TASK DETAILS | Write out every record below exactly as it appears.
----
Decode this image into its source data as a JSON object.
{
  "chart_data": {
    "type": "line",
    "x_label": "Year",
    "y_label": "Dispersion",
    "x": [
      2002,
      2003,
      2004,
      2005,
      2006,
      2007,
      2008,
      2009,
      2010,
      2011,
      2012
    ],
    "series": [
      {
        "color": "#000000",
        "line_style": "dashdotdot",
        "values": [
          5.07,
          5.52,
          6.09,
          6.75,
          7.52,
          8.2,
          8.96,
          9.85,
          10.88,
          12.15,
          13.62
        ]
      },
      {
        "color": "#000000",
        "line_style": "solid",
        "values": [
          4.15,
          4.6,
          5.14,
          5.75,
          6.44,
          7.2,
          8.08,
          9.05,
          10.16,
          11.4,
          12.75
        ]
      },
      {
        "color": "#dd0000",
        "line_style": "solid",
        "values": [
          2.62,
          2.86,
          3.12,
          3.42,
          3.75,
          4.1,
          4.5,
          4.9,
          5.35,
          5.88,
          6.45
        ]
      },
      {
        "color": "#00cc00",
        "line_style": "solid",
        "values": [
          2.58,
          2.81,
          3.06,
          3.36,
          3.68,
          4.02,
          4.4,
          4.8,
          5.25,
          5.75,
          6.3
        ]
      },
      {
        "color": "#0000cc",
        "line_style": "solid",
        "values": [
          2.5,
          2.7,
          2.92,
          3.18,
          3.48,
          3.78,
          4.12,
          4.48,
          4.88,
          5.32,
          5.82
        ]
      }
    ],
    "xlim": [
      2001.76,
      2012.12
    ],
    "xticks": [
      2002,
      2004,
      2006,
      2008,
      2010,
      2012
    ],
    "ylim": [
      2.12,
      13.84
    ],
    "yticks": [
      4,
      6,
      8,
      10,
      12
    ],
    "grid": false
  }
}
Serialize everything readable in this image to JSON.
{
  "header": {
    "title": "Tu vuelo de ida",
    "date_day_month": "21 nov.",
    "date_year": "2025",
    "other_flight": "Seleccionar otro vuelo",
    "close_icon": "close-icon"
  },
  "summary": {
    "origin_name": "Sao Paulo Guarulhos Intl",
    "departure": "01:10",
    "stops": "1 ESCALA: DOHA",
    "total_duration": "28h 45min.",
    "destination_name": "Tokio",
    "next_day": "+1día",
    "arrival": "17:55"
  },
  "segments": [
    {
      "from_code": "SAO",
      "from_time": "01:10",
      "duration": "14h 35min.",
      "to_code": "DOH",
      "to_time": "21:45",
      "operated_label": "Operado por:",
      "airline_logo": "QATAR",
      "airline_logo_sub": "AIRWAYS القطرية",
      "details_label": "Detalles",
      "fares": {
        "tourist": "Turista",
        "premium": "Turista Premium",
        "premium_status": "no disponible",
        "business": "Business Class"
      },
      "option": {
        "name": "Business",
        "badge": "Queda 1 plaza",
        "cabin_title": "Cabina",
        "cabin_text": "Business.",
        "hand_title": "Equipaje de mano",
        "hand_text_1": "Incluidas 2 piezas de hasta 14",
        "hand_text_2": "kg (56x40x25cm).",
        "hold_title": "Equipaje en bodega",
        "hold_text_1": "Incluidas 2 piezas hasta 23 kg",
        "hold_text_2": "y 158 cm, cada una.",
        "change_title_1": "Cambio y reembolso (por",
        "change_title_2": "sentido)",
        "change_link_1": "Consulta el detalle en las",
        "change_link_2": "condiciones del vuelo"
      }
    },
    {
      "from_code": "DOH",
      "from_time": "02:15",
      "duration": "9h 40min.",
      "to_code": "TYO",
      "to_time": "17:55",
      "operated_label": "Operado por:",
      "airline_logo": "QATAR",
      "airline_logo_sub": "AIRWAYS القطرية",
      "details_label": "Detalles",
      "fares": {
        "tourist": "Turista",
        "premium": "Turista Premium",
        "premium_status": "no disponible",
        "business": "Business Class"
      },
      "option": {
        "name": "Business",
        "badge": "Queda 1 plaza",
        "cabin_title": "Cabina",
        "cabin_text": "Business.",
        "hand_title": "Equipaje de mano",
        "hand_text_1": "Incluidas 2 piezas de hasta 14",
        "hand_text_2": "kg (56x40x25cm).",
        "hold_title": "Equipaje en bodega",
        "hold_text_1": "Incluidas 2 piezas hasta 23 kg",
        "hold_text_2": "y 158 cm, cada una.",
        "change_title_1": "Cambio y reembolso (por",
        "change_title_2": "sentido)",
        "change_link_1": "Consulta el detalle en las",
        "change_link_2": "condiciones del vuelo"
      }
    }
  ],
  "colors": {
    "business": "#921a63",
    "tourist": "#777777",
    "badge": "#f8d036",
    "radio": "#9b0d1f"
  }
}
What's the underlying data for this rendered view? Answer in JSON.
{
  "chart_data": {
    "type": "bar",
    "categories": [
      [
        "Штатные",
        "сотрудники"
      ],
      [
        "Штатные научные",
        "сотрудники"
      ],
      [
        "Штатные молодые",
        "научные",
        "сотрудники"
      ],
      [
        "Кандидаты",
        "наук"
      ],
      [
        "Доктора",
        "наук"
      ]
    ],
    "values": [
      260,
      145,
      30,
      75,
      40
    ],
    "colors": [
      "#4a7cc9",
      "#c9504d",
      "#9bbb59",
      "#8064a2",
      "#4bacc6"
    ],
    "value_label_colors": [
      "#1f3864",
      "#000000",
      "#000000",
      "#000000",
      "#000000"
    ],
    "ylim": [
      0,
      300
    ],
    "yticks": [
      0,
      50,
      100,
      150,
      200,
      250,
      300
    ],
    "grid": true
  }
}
----
TASK OUTPUT |
Decode this image into its source data as a JSON object.
{
  "chart_data": {
    "type": "line",
    "x_label": "Year",
    "y_label": "Dispersion",
    "x": [
      2002,
      2003,
      2004,
      2005,
      2006,
      2007,
      2008,
      2009,
      2010,
      2011,
      2012
    ],
    "series": [
      {
        "color": "#000000",
        "line_style": "dashdotdot",
        "values": [
          5.07,
          5.52,
          6.09,
          6.75,
          7.52,
          8.2,
          8.96,
          9.85,
          10.88,
          12.15,
          13.62
        ]
      },
      {
        "color": "#000000",
        "line_style": "solid",
        "values": [
          4.15,
          4.6,
          5.14,
          5.75,
          6.44,
          7.2,
          8.08,
          9.05,
          10.16,
          11.4,
          12.75
        ]
      },
      {
        "color": "#dd0000",
        "line_style": "solid",
        "values": [
          2.62,
          2.86,
          3.12,
          3.42,
          3.75,
          4.1,
          4.5,
          4.9,
          5.35,
          5.88,
          6.45
        ]
      },
      {
        "color": "#00cc00",
        "line_style": "solid",
        "values": [
          2.58,
          2.81,
          3.06,
          3.36,
          3.68,
          4.02,
          4.4,
          4.8,
          5.25,
          5.75,
          6.3
        ]
      },
      {
        "color": "#0000cc",
        "line_style": "solid",
        "values": [
          2.5,
          2.7,
          2.92,
          3.18,
          3.48,
          3.78,
          4.12,
          4.48,
          4.88,
          5.32,
          5.82
        ]
      }
    ],
    "xlim": [
      2001.76,
      2012.12
    ],
    "xticks": [
      2002,
      2004,
      2006,
      2008,
      2010,
      2012
    ],
    "ylim": [
      2.12,
      13.84
    ],
    "yticks": [
      4,
      6,
      8,
      10,
      12
    ],
    "grid": false
  }
}
Serialize everything readable in this image to JSON.
{
  "header": {
    "title": "Tu vuelo de ida",
    "date_day_month": "21 nov.",
    "date_year": "2025",
    "other_flight": "Seleccionar otro vuelo",
    "close_icon": "close-icon"
  },
  "summary": {
    "origin_name": "Sao Paulo Guarulhos Intl",
    "departure": "01:10",
    "stops": "1 ESCALA: DOHA",
    "total_duration": "28h 45min.",
    "destination_name": "Tokio",
    "next_day": "+1día",
    "arrival": "17:55"
  },
  "segments": [
    {
      "from_code": "SAO",
      "from_time": "01:10",
      "duration": "14h 35min.",
      "to_code": "DOH",
      "to_time": "21:45",
      "operated_label": "Operado por:",
      "airline_logo": "QATAR",
      "airline_logo_sub": "AIRWAYS القطرية",
      "details_label": "Detalles",
      "fares": {
        "tourist": "Turista",
        "premium": "Turista Premium",
        "premium_status": "no disponible",
        "business": "Business Class"
      },
      "option": {
        "name": "Business",
        "badge": "Queda 1 plaza",
        "cabin_title": "Cabina",
        "cabin_text": "Business.",
        "hand_title": "Equipaje de mano",
        "hand_text_1": "Incluidas 2 piezas de hasta 14",
        "hand_text_2": "kg (56x40x25cm).",
        "hold_title": "Equipaje en bodega",
        "hold_text_1": "Incluidas 2 piezas hasta 23 kg",
        "hold_text_2": "y 158 cm, cada una.",
        "change_title_1": "Cambio y reembolso (por",
        "change_title_2": "sentido)",
        "change_link_1": "Consulta el detalle en las",
        "change_link_2": "condiciones del vuelo"
      }
    },
    {
      "from_code": "DOH",
      "from_time": "02:15",
      "duration": "9h 40min.",
      "to_code": "TYO",
      "to_time": "17:55",
      "operated_label": "Operado por:",
      "airline_logo": "QATAR",
      "airline_logo_sub": "AIRWAYS القطرية",
      "details_label": "Detalles",
      "fares": {
        "tourist": "Turista",
        "premium": "Turista Premium",
        "premium_status": "no disponible",
        "business": "Business Class"
      },
      "option": {
        "name": "Business",
        "badge": "Queda 1 plaza",
        "cabin_title": "Cabina",
        "cabin_text": "Business.",
        "hand_title": "Equipaje de mano",
        "hand_text_1": "Incluidas 2 piezas de hasta 14",
        "hand_text_2": "kg (56x40x25cm).",
        "hold_title": "Equipaje en bodega",
        "hold_text_1": "Incluidas 2 piezas hasta 23 kg",
        "hold_text_2": "y 158 cm, cada una.",
        "change_title_1": "Cambio y reembolso (por",
        "change_title_2": "sentido)",
        "change_link_1": "Consulta el detalle en las",
        "change_link_2": "condiciones del vuelo"
      }
    }
  ],
  "colors": {
    "business": "#921a63",
    "tourist": "#777777",
    "badge": "#f8d036",
    "radio": "#9b0d1f"
  }
}
What's the underlying data for this rendered view? Answer in JSON.
{
  "chart_data": {
    "type": "bar",
    "categories": [
      [
        "Штатные",
        "сотрудники"
      ],
      [
        "Штатные научные",
        "сотрудники"
      ],
      [
        "Штатные молодые",
        "научные",
        "сотрудники"
      ],
      [
        "Кандидаты",
        "наук"
      ],
      [
        "Доктора",
        "наук"
      ]
    ],
    "values": [
      260,
      145,
      30,
      75,
      40
    ],
    "colors": [
      "#4a7cc9",
      "#c9504d",
      "#9bbb59",
      "#8064a2",
      "#4bacc6"
    ],
    "value_label_colors": [
      "#1f3864",
      "#000000",
      "#000000",
      "#000000",
      "#000000"
    ],
    "ylim": [
      0,
      300
    ],
    "yticks": [
      0,
      50,
      100,
      150,
      200,
      250,
      300
    ],
    "grid": true
  }
}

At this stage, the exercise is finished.